- _Required work_
Omit all images, then return the remaining material exactly as it stands.

- _Dataset extract_
%%
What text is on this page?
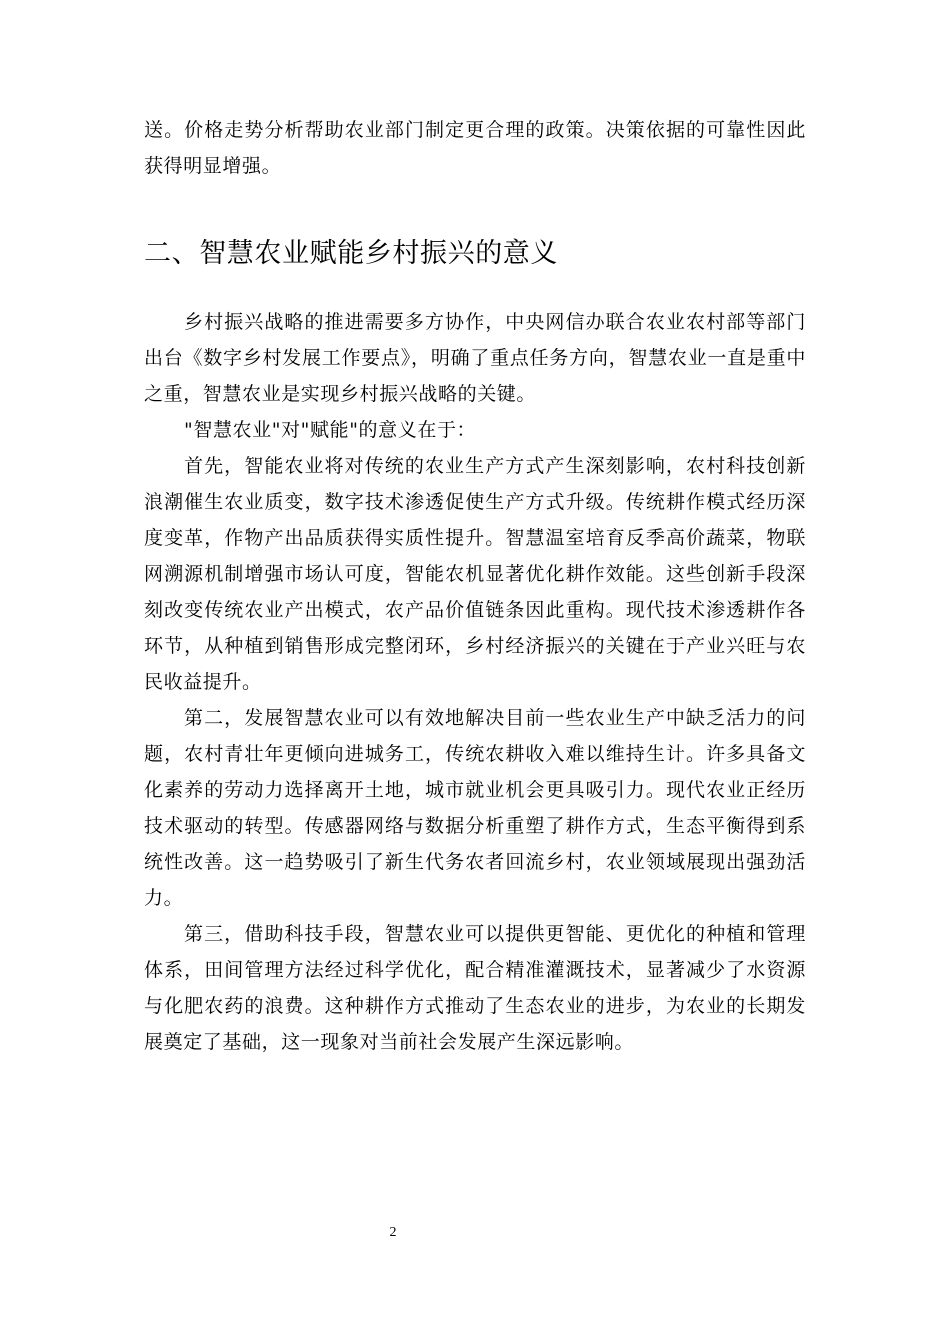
送。价格走势分析帮助农业部门制定更合理的政策。决策依据的可靠性因此获得明显增强。

二、智慧农业赋能乡村振兴的意义

乡村振兴战略的推进需要多方协作，中央网信办联合农业农村部等部门出台《数字乡村发展工作要点》，明确了重点任务方向，智慧农业一直是重中之重，智慧农业是实现乡村振兴战略的关键。

"智慧农业"对"赋能"的意义在于：

首先，智能农业将对传统的农业生产方式产生深刻影响，农村科技创新浪潮催生农业质变，数字技术渗透促使生产方式升级。传统耕作模式经历深度变革，作物产出品质获得实质性提升。智慧温室培育反季高价蔬菜，物联网溯源机制增强市场认可度，智能农机显著优化耕作效能。这些创新手段深刻改变传统农业产出模式，农产品价值链条因此重构。现代技术渗透耕作各环节，从种植到销售形成完整闭环，乡村经济振兴的关键在于产业兴旺与农民收益提升。

第二，发展智慧农业可以有效地解决目前一些农业生产中缺乏活力的问题，农村青壮年更倾向进城务工，传统农耕收入难以维持生计。许多具备文化素养的劳动力选择离开土地，城市就业机会更具吸引力。现代农业正经历技术驱动的转型。传感器网络与数据分析重塑了耕作方式，生态平衡得到系统性改善。这一趋势吸引了新生代务农者回流乡村，农业领域展现出强劲活力。

第三，借助科技手段，智慧农业可以提供更智能、更优化的种植和管理体系，田间管理方法经过科学优化，配合精准灌溉技术，显著减少了水资源与化肥农药的浪费。这种耕作方式推动了生态农业的进步，为农业的长期发展奠定了基础，这一现象对当前社会发展产生深远影响。

2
%%
- _Right answer_
What text is on this page?
送。价格走势分析帮助农业部门制定更合理的政策。决策依据的可靠性因此获得明显增强。

二、智慧农业赋能乡村振兴的意义

乡村振兴战略的推进需要多方协作，中央网信办联合农业农村部等部门出台《数字乡村发展工作要点》，明确了重点任务方向，智慧农业一直是重中之重，智慧农业是实现乡村振兴战略的关键。

"智慧农业"对"赋能"的意义在于：

首先，智能农业将对传统的农业生产方式产生深刻影响，农村科技创新浪潮催生农业质变，数字技术渗透促使生产方式升级。传统耕作模式经历深度变革，作物产出品质获得实质性提升。智慧温室培育反季高价蔬菜，物联网溯源机制增强市场认可度，智能农机显著优化耕作效能。这些创新手段深刻改变传统农业产出模式，农产品价值链条因此重构。现代技术渗透耕作各环节，从种植到销售形成完整闭环，乡村经济振兴的关键在于产业兴旺与农民收益提升。

第二，发展智慧农业可以有效地解决目前一些农业生产中缺乏活力的问题，农村青壮年更倾向进城务工，传统农耕收入难以维持生计。许多具备文化素养的劳动力选择离开土地，城市就业机会更具吸引力。现代农业正经历技术驱动的转型。传感器网络与数据分析重塑了耕作方式，生态平衡得到系统性改善。这一趋势吸引了新生代务农者回流乡村，农业领域展现出强劲活力。

第三，借助科技手段，智慧农业可以提供更智能、更优化的种植和管理体系，田间管理方法经过科学优化，配合精准灌溉技术，显著减少了水资源与化肥农药的浪费。这种耕作方式推动了生态农业的进步，为农业的长期发展奠定了基础，这一现象对当前社会发展产生深远影响。

2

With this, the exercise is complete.